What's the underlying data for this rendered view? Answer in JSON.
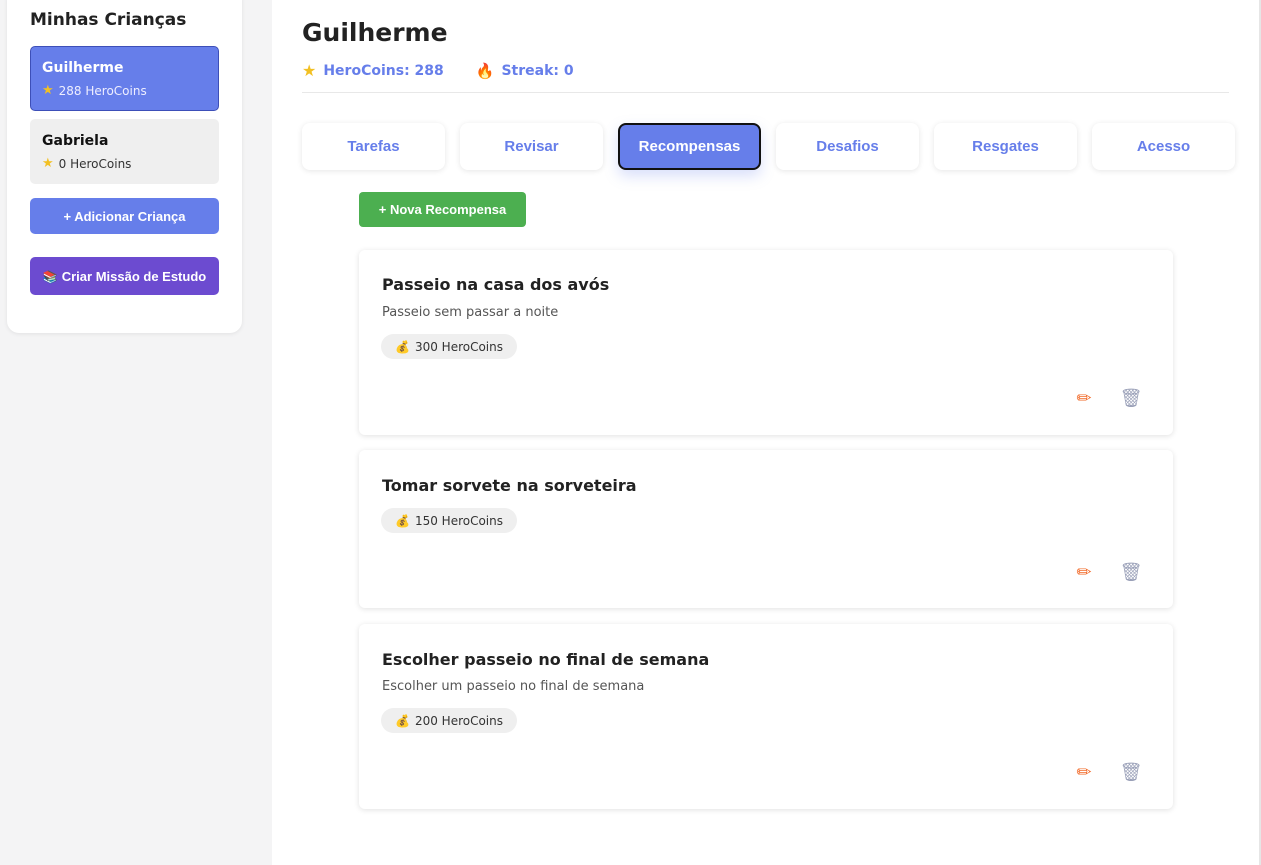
{
  "sidebar": {
    "title": "Minhas Crianças",
    "children": [
      {
        "name": "Guilherme",
        "coins": "288 HeroCoins",
        "active": true
      },
      {
        "name": "Gabriela",
        "coins": "0 HeroCoins",
        "active": false
      }
    ],
    "add_child_label": "+ Adicionar Criança",
    "study_mission_label": "Criar Missão de Estudo"
  },
  "header": {
    "title": "Guilherme",
    "herocoins": "HeroCoins: 288",
    "streak": "Streak: 0"
  },
  "tabs": [
    {
      "label": "Tarefas",
      "active": false
    },
    {
      "label": "Revisar",
      "active": false
    },
    {
      "label": "Recompensas",
      "active": true
    },
    {
      "label": "Desafios",
      "active": false
    },
    {
      "label": "Resgates",
      "active": false
    },
    {
      "label": "Acesso",
      "active": false
    }
  ],
  "new_reward_label": "+ Nova Recompensa",
  "rewards": [
    {
      "title": "Passeio na casa dos avós",
      "description": "Passeio sem passar a noite",
      "price": "300 HeroCoins"
    },
    {
      "title": "Tomar sorvete na sorveteira",
      "description": "",
      "price": "150 HeroCoins"
    },
    {
      "title": "Escolher passeio no final de semana",
      "description": "Escolher um passeio no final de semana",
      "price": "200 HeroCoins"
    }
  ],
  "colors": {
    "accent": "#667eea",
    "success": "#4caf50",
    "purple": "#6c4bd0",
    "edit": "#f26b2a"
  },
  "icons": {
    "star": "star-icon",
    "flame": "flame-icon",
    "books": "books-icon",
    "money_bag": "money-bag-icon",
    "pencil": "pencil-icon",
    "trash": "trash-icon"
  }
}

________________

Short problem: Return every line in the listing that contains the word "Escolher".

Answer to this exercise:
      "title": "Escolher passeio no final de semana",
      "description": "Escolher um passeio no final de semana",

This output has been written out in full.